- Set problem: Without the images, write out the whole listing exactly.

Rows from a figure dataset

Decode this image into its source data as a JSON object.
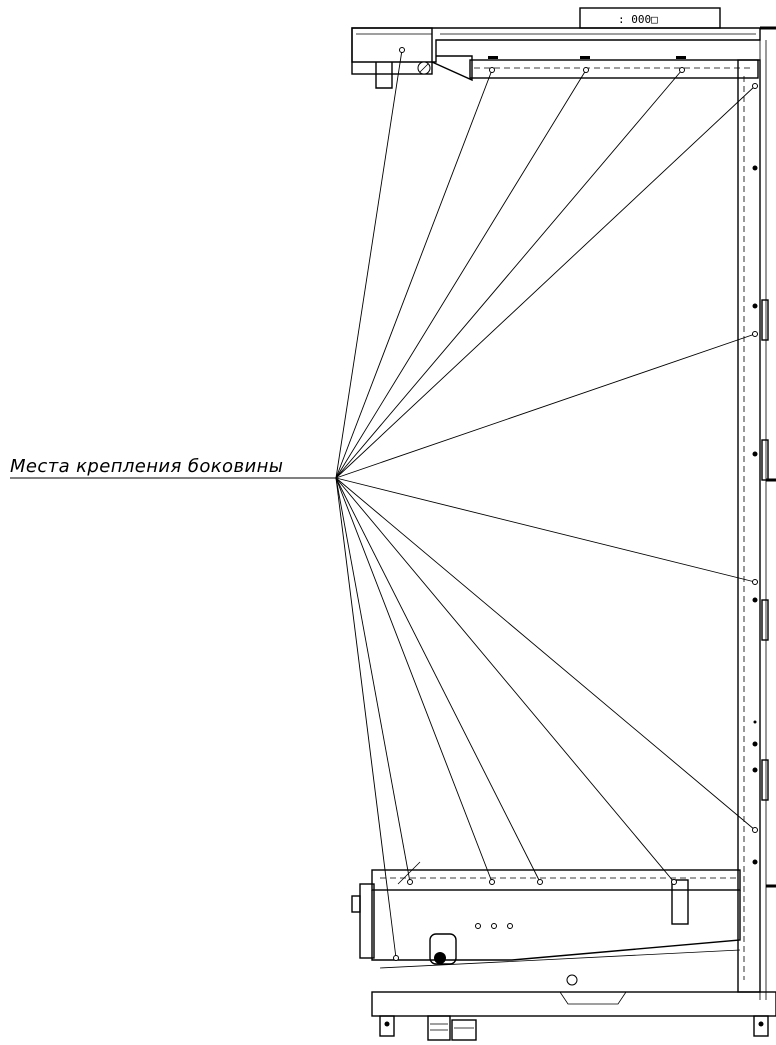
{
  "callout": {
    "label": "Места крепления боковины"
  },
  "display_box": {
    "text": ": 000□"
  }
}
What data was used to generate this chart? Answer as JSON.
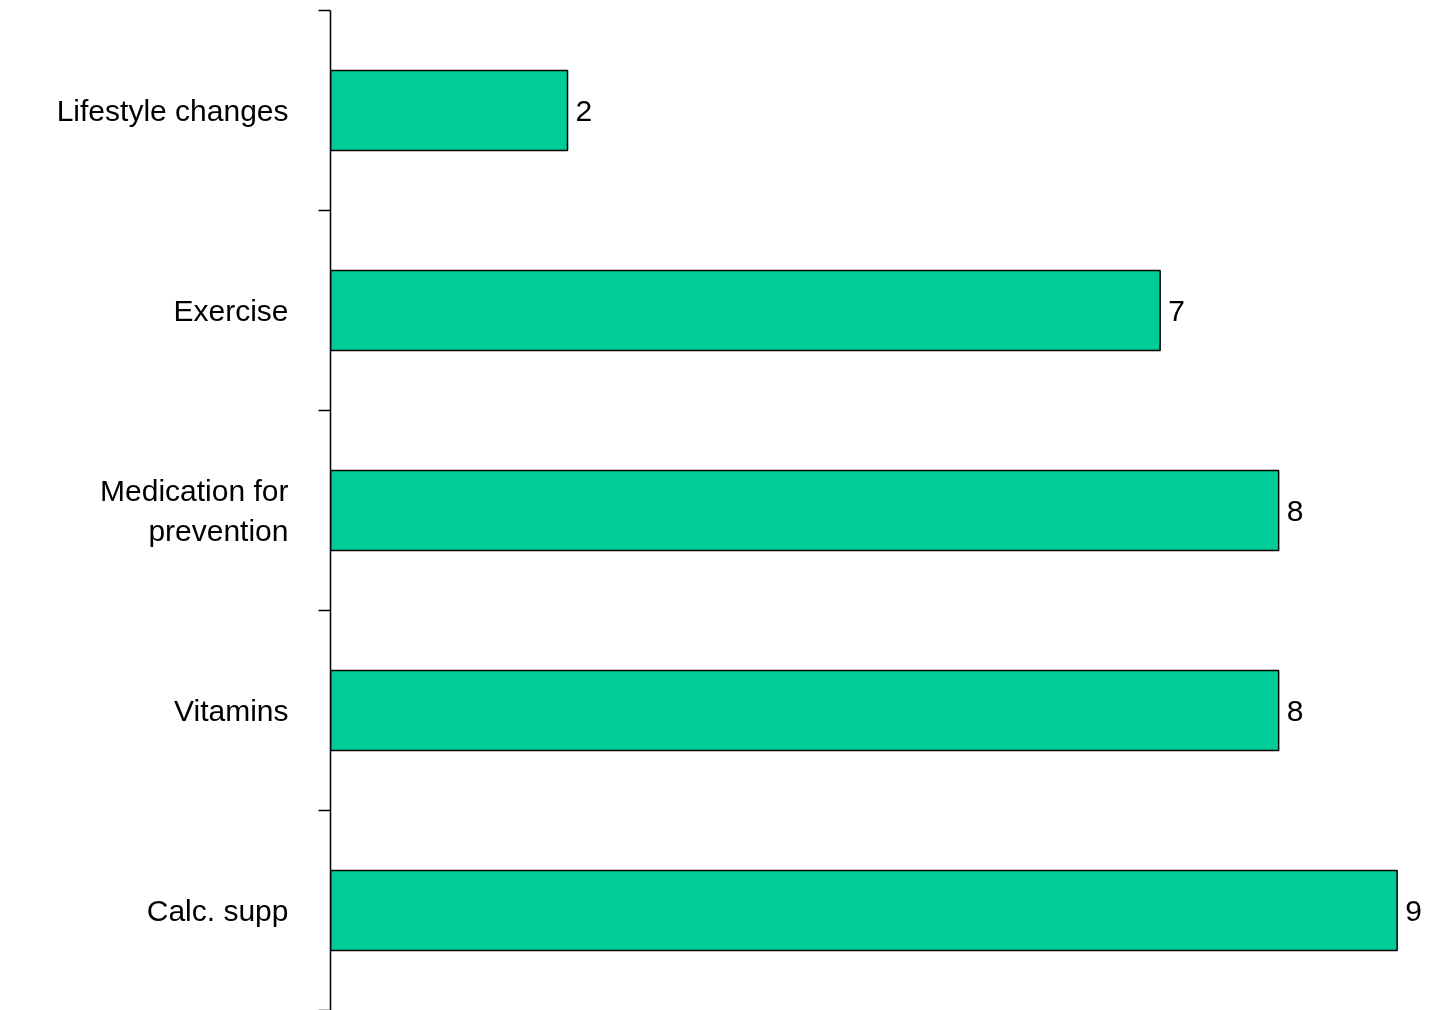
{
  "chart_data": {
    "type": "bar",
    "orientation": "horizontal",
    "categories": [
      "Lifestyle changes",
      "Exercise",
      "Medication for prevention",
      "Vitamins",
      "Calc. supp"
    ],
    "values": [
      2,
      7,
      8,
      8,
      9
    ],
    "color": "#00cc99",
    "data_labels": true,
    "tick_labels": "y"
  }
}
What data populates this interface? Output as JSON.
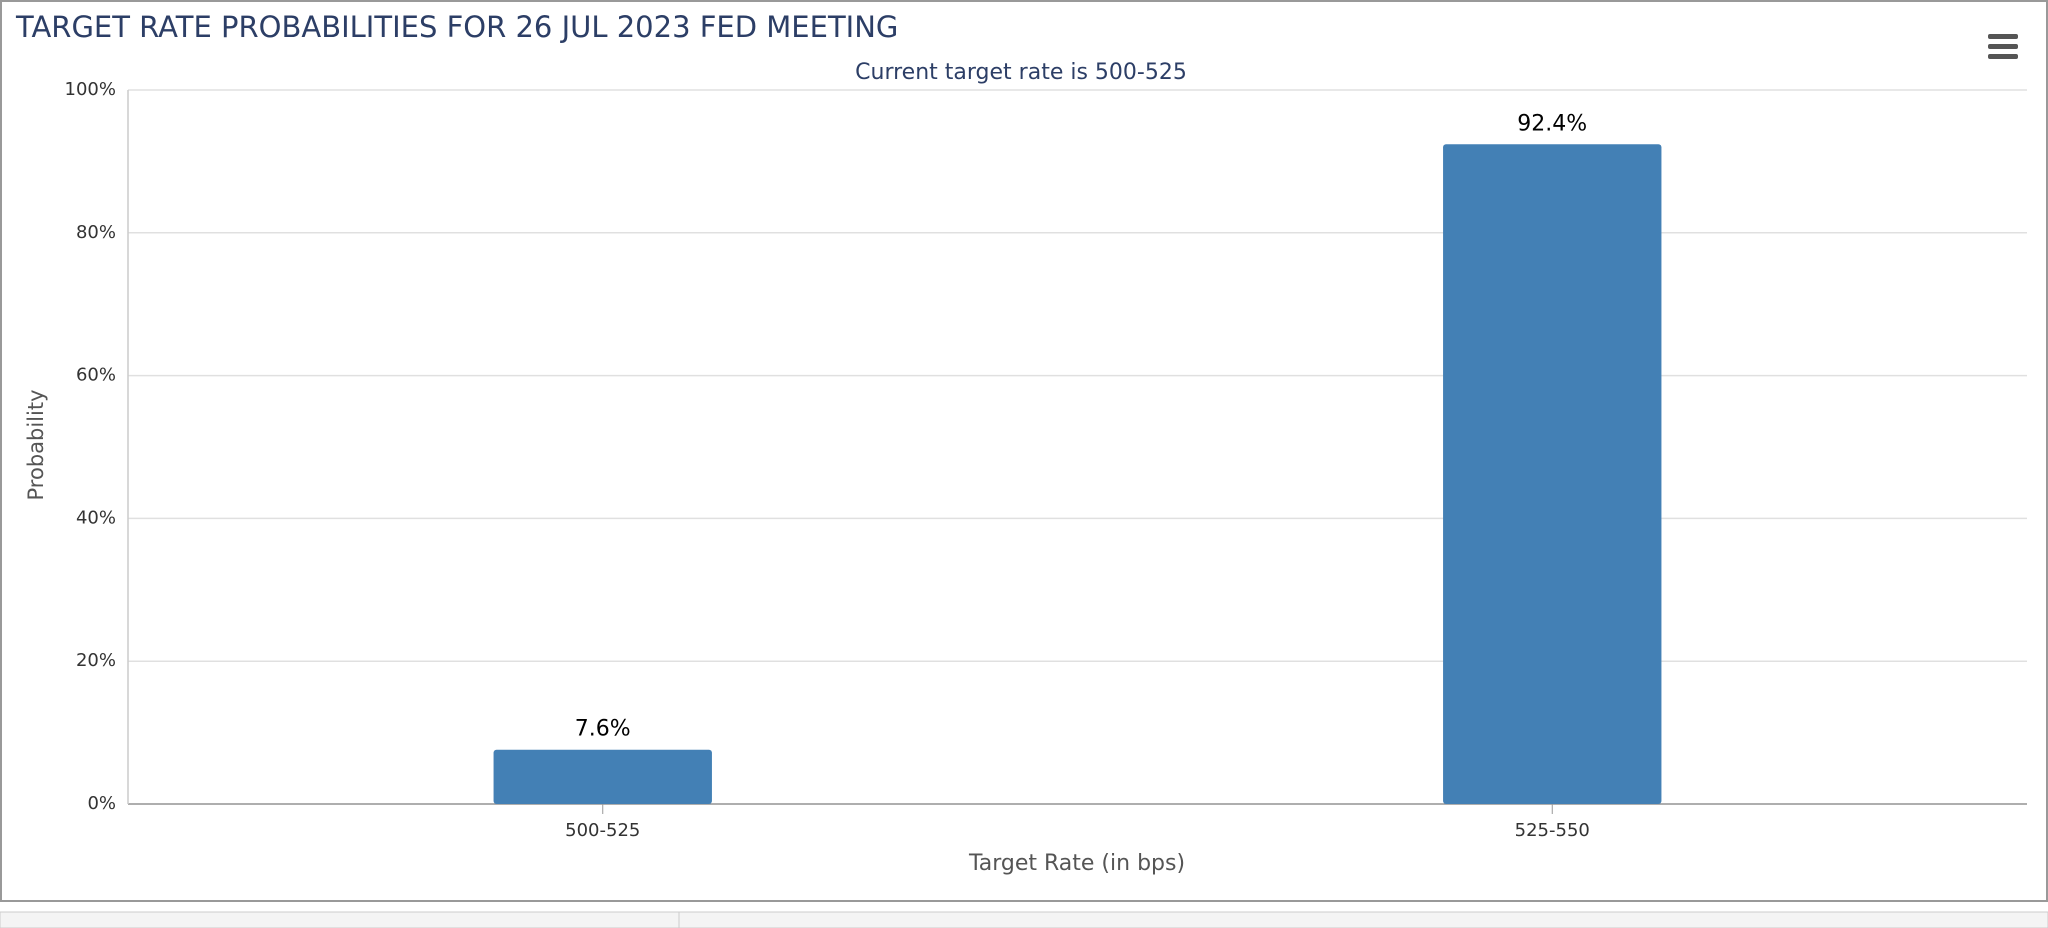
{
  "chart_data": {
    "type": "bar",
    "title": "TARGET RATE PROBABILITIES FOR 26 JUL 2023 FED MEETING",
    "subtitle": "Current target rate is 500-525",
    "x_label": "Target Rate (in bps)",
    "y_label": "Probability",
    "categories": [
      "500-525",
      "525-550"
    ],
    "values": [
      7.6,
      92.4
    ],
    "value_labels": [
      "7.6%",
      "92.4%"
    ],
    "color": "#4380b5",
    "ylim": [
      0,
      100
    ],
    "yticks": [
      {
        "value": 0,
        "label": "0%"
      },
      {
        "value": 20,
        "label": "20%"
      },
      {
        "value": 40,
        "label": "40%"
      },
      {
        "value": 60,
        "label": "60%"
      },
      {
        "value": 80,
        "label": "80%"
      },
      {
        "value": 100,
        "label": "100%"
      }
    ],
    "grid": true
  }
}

- Written solution:
Decode this image into its source data as a JSON object.
{
  "callout": {
    "label": "Места крепления боковины"
  },
  "display_box": {
    "text": ": 000□"
  }
}
What data was used to generate this chart? Answer as JSON.
{
  "chart_data": {
    "type": "bar",
    "orientation": "horizontal",
    "categories": [
      "Lifestyle changes",
      "Exercise",
      "Medication for prevention",
      "Vitamins",
      "Calc. supp"
    ],
    "values": [
      2,
      7,
      8,
      8,
      9
    ],
    "color": "#00cc99",
    "data_labels": true,
    "tick_labels": "y"
  }
}
What data populates this interface? Output as JSON.
{
  "chart_data": {
    "type": "bar",
    "title": "TARGET RATE PROBABILITIES FOR 26 JUL 2023 FED MEETING",
    "subtitle": "Current target rate is 500-525",
    "x_label": "Target Rate (in bps)",
    "y_label": "Probability",
    "categories": [
      "500-525",
      "525-550"
    ],
    "values": [
      7.6,
      92.4
    ],
    "value_labels": [
      "7.6%",
      "92.4%"
    ],
    "color": "#4380b5",
    "ylim": [
      0,
      100
    ],
    "yticks": [
      {
        "value": 0,
        "label": "0%"
      },
      {
        "value": 20,
        "label": "20%"
      },
      {
        "value": 40,
        "label": "40%"
      },
      {
        "value": 60,
        "label": "60%"
      },
      {
        "value": 80,
        "label": "80%"
      },
      {
        "value": 100,
        "label": "100%"
      }
    ],
    "grid": true
  }
}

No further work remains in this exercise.